= What is being asked =
Give the data below again exactly as it stands. Omit the pictures.

(Dataset records)
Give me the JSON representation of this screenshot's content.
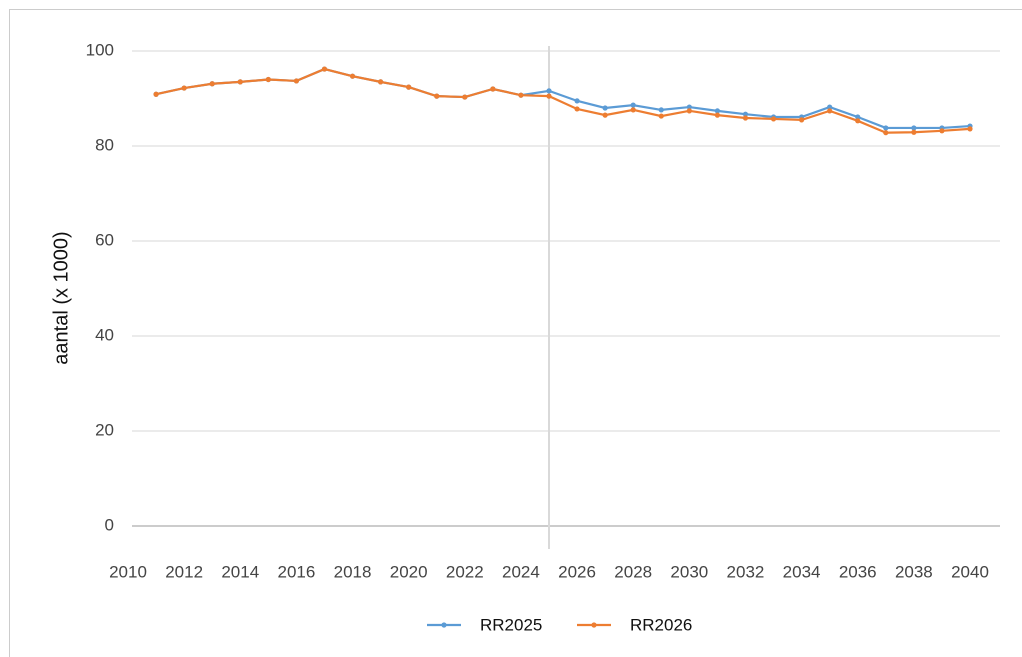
{
  "chart_data": {
    "type": "line",
    "y_label": "aantal (x 1000)",
    "x": [
      2011,
      2012,
      2013,
      2014,
      2015,
      2016,
      2017,
      2018,
      2019,
      2020,
      2021,
      2022,
      2023,
      2024,
      2025,
      2026,
      2027,
      2028,
      2029,
      2030,
      2031,
      2032,
      2033,
      2034,
      2035,
      2036,
      2037,
      2038,
      2039,
      2040
    ],
    "series": [
      {
        "name": "RR2025",
        "color": "#5b9bd5",
        "values": [
          90.9,
          92.2,
          93.1,
          93.5,
          94.0,
          93.7,
          96.2,
          94.7,
          93.5,
          92.4,
          90.5,
          90.3,
          92.0,
          90.7,
          91.6,
          89.5,
          88.0,
          88.6,
          87.6,
          88.2,
          87.4,
          86.7,
          86.1,
          86.1,
          88.2,
          86.1,
          83.8,
          83.8,
          83.8,
          84.2
        ]
      },
      {
        "name": "RR2026",
        "color": "#ed7d31",
        "values": [
          90.9,
          92.2,
          93.1,
          93.5,
          94.0,
          93.7,
          96.2,
          94.7,
          93.5,
          92.4,
          90.5,
          90.3,
          92.0,
          90.7,
          90.5,
          87.8,
          86.5,
          87.6,
          86.3,
          87.4,
          86.5,
          85.9,
          85.7,
          85.5,
          87.4,
          85.3,
          82.8,
          82.9,
          83.2,
          83.6
        ]
      }
    ],
    "xlim": [
      2010,
      2040
    ],
    "xticks": [
      2010,
      2012,
      2014,
      2016,
      2018,
      2020,
      2022,
      2024,
      2026,
      2028,
      2030,
      2032,
      2034,
      2036,
      2038,
      2040
    ],
    "ylim": [
      0,
      100
    ],
    "yticks": [
      0,
      20,
      40,
      60,
      80,
      100
    ],
    "vline": 2025,
    "grid": true,
    "legend": "bottom"
  }
}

= Solution to the exercise =
Give me the JSON representation of this screenshot's content.
{
  "chart_data": {
    "type": "line",
    "y_label": "aantal (x 1000)",
    "x": [
      2011,
      2012,
      2013,
      2014,
      2015,
      2016,
      2017,
      2018,
      2019,
      2020,
      2021,
      2022,
      2023,
      2024,
      2025,
      2026,
      2027,
      2028,
      2029,
      2030,
      2031,
      2032,
      2033,
      2034,
      2035,
      2036,
      2037,
      2038,
      2039,
      2040
    ],
    "series": [
      {
        "name": "RR2025",
        "color": "#5b9bd5",
        "values": [
          90.9,
          92.2,
          93.1,
          93.5,
          94.0,
          93.7,
          96.2,
          94.7,
          93.5,
          92.4,
          90.5,
          90.3,
          92.0,
          90.7,
          91.6,
          89.5,
          88.0,
          88.6,
          87.6,
          88.2,
          87.4,
          86.7,
          86.1,
          86.1,
          88.2,
          86.1,
          83.8,
          83.8,
          83.8,
          84.2
        ]
      },
      {
        "name": "RR2026",
        "color": "#ed7d31",
        "values": [
          90.9,
          92.2,
          93.1,
          93.5,
          94.0,
          93.7,
          96.2,
          94.7,
          93.5,
          92.4,
          90.5,
          90.3,
          92.0,
          90.7,
          90.5,
          87.8,
          86.5,
          87.6,
          86.3,
          87.4,
          86.5,
          85.9,
          85.7,
          85.5,
          87.4,
          85.3,
          82.8,
          82.9,
          83.2,
          83.6
        ]
      }
    ],
    "xlim": [
      2010,
      2040
    ],
    "xticks": [
      2010,
      2012,
      2014,
      2016,
      2018,
      2020,
      2022,
      2024,
      2026,
      2028,
      2030,
      2032,
      2034,
      2036,
      2038,
      2040
    ],
    "ylim": [
      0,
      100
    ],
    "yticks": [
      0,
      20,
      40,
      60,
      80,
      100
    ],
    "vline": 2025,
    "grid": true,
    "legend": "bottom"
  }
}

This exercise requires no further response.